AIM OF THE TASK →
Skip the pictures and quote all of the lines exactly.

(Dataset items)
^^^^^^^^^^^^^^^^
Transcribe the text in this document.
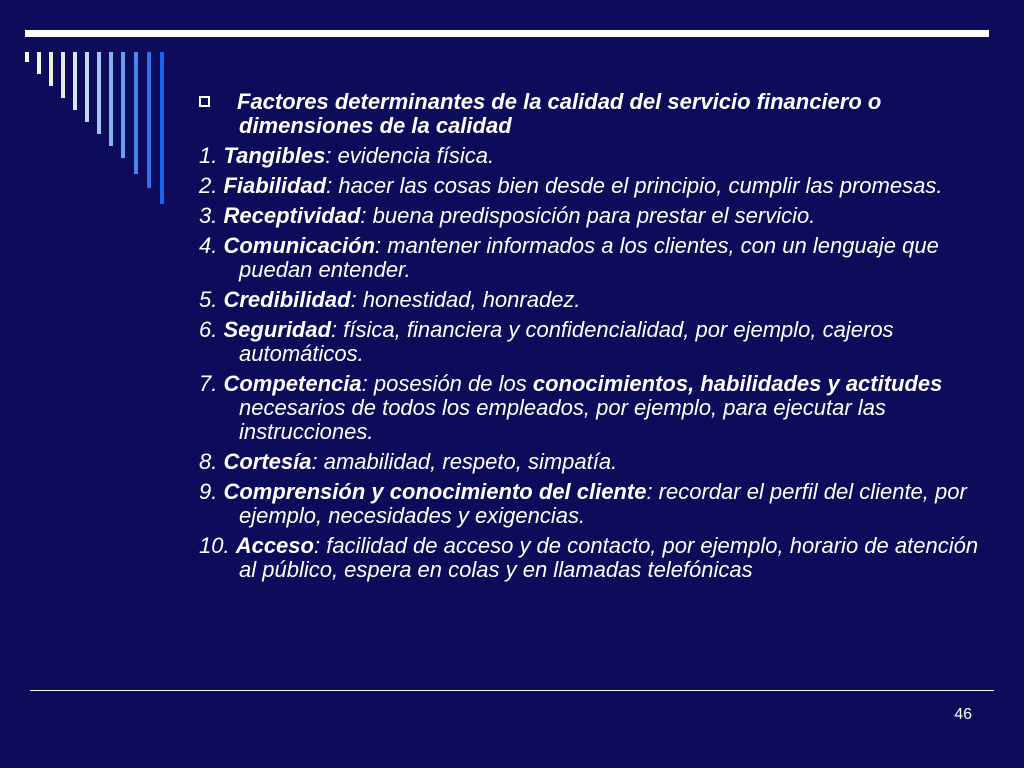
Factores determinantes de la calidad del servicio financiero o dimensiones de la calidad
1. Tangibles: evidencia física.
2. Fiabilidad: hacer las cosas bien desde el principio, cumplir las promesas.
3. Receptividad: buena predisposición para prestar el servicio.
4. Comunicación: mantener informados a los clientes, con un lenguaje que puedan entender.
5. Credibilidad: honestidad, honradez.
6. Seguridad: física, financiera y confidencialidad, por ejemplo, cajeros automáticos.
7. Competencia: posesión de los conocimientos, habilidades y actitudes necesarios de todos los empleados, por ejemplo, para ejecutar las instrucciones.
8. Cortesía: amabilidad, respeto, simpatía.
9. Comprensión y conocimiento del cliente: recordar el perfil del cliente, por ejemplo, necesidades y exigencias.
10. Acceso: facilidad de acceso y de contacto, por ejemplo, horario de atención al público, espera en colas y en llamadas telefónicas
46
^^^^^^^^^^^^^^^^
EXPECTED ANSWER →
Transcribe the text in this document.
Factores determinantes de la calidad del servicio financiero o dimensiones de la calidad
1. Tangibles: evidencia física.
2. Fiabilidad: hacer las cosas bien desde el principio, cumplir las promesas.
3. Receptividad: buena predisposición para prestar el servicio.
4. Comunicación: mantener informados a los clientes, con un lenguaje que puedan entender.
5. Credibilidad: honestidad, honradez.
6. Seguridad: física, financiera y confidencialidad, por ejemplo, cajeros automáticos.
7. Competencia: posesión de los conocimientos, habilidades y actitudes necesarios de todos los empleados, por ejemplo, para ejecutar las instrucciones.
8. Cortesía: amabilidad, respeto, simpatía.
9. Comprensión y conocimiento del cliente: recordar el perfil del cliente, por ejemplo, necesidades y exigencias.
10. Acceso: facilidad de acceso y de contacto, por ejemplo, horario de atención al público, espera en colas y en llamadas telefónicas
46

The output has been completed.